— begin —

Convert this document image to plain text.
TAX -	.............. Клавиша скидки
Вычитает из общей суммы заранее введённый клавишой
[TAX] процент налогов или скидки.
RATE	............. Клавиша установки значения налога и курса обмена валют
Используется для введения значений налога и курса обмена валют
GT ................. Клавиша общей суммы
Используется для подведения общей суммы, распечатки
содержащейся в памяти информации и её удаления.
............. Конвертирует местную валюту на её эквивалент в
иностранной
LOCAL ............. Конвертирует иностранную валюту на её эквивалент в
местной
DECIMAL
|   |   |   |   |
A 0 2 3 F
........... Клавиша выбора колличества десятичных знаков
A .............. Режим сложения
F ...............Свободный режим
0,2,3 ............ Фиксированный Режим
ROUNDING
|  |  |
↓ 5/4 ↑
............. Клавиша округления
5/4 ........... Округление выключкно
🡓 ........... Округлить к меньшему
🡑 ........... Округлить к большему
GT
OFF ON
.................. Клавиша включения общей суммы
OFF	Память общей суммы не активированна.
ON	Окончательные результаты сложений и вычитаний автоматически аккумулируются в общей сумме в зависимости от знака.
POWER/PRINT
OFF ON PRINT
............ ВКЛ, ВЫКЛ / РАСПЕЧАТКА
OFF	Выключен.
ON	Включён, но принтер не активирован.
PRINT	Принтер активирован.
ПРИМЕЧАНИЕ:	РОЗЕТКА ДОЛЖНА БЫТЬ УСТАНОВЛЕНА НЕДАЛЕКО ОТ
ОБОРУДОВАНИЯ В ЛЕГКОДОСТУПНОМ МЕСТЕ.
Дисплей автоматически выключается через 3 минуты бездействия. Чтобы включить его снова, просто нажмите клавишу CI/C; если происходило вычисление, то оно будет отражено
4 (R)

— end —

- Exercise requirements: Go through the listing above and return every line where the word "курса" occurs.

- Exercise answer:
RATE	............. Клавиша установки значения налога и курса обмена валют
Используется для введения значений налога и курса обмена валют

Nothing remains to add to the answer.